# WHAT THIS TASK INVOLVES:
Scan each line of the records for the word "Kinder" and extract the ones that have it.

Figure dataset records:
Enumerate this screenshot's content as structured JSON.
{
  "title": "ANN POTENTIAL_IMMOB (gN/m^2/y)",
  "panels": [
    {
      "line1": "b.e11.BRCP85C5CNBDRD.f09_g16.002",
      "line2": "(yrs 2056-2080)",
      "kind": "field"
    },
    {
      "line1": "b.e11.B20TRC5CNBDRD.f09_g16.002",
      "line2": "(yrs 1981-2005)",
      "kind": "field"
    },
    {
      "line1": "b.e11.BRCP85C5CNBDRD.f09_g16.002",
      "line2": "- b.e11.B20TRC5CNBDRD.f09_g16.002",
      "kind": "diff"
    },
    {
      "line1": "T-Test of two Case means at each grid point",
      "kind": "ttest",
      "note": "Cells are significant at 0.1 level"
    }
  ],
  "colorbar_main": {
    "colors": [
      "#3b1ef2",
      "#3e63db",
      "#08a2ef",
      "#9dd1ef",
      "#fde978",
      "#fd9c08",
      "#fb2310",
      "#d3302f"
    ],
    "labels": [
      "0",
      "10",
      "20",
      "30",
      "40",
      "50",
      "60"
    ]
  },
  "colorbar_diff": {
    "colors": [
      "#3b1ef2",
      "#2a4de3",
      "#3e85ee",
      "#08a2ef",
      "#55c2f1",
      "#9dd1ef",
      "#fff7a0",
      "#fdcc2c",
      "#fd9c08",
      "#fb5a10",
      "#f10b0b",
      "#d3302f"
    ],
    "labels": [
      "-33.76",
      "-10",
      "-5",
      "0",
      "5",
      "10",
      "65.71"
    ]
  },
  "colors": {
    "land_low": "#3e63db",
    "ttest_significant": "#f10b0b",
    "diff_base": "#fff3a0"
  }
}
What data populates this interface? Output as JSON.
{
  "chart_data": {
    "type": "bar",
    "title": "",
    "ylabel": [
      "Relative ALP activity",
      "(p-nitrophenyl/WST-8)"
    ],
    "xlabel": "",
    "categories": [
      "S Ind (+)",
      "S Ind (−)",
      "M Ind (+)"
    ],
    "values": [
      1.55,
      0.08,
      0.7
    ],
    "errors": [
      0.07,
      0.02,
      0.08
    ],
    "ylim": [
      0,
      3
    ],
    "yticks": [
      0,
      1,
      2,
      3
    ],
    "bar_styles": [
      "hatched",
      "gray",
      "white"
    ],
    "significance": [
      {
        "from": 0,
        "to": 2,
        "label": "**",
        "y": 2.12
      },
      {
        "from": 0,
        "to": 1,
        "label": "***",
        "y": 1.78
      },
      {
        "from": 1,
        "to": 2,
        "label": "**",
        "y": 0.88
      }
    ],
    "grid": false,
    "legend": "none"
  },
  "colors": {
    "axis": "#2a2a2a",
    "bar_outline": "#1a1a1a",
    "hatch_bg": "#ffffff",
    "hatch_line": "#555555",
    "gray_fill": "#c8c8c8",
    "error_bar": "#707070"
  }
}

...

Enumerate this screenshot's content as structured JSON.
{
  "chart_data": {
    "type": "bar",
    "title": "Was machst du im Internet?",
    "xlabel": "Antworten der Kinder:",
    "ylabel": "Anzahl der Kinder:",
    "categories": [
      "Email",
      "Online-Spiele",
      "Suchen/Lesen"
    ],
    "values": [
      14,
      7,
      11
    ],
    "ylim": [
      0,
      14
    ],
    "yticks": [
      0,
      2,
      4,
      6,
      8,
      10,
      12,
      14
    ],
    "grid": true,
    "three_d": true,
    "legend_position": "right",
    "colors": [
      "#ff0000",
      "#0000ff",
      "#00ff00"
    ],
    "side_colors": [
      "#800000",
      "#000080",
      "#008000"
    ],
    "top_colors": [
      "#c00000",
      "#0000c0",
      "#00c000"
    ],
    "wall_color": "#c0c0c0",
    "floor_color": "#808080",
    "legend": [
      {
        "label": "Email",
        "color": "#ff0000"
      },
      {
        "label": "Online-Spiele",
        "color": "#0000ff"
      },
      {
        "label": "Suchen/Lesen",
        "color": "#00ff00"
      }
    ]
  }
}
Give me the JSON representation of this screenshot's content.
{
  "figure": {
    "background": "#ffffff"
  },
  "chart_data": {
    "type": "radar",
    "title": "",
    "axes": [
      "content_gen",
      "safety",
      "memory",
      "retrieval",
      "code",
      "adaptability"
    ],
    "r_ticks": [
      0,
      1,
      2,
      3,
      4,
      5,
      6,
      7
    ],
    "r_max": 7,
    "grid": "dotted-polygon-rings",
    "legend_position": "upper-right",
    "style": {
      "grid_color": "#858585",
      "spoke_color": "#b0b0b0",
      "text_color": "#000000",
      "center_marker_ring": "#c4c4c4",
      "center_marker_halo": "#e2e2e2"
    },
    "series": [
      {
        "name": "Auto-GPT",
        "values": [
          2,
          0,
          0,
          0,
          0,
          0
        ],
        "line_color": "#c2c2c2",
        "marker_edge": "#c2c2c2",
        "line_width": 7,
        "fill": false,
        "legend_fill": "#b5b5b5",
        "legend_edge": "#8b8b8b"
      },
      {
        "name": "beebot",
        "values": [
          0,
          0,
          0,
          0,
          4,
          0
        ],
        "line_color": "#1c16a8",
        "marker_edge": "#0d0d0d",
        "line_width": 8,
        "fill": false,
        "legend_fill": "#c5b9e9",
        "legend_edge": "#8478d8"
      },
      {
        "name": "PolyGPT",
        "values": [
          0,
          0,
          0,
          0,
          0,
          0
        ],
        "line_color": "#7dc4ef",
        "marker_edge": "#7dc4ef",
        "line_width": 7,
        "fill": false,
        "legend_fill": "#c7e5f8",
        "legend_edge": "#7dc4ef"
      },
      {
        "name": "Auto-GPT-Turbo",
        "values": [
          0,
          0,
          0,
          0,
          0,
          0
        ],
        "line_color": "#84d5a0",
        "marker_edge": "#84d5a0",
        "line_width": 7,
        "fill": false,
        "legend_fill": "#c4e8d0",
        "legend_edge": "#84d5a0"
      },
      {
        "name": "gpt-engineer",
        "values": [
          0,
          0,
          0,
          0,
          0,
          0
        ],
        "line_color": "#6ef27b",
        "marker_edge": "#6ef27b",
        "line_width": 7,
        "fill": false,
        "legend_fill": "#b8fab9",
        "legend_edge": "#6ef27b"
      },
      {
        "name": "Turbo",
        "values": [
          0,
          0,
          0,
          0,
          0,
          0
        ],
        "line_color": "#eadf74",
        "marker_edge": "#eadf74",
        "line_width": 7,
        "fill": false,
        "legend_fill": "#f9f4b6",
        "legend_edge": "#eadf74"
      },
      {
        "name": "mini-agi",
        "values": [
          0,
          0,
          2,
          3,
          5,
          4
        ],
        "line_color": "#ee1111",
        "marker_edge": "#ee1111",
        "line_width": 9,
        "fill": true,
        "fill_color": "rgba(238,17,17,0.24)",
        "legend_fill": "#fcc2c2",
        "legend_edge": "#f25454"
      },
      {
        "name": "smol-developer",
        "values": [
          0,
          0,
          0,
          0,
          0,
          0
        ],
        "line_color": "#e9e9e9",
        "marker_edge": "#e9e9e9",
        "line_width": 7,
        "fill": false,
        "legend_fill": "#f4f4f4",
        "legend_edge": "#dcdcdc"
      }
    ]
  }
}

# TASK SOLUTION:
    "xlabel": "Antworten der Kinder:",
    "ylabel": "Anzahl der Kinder:",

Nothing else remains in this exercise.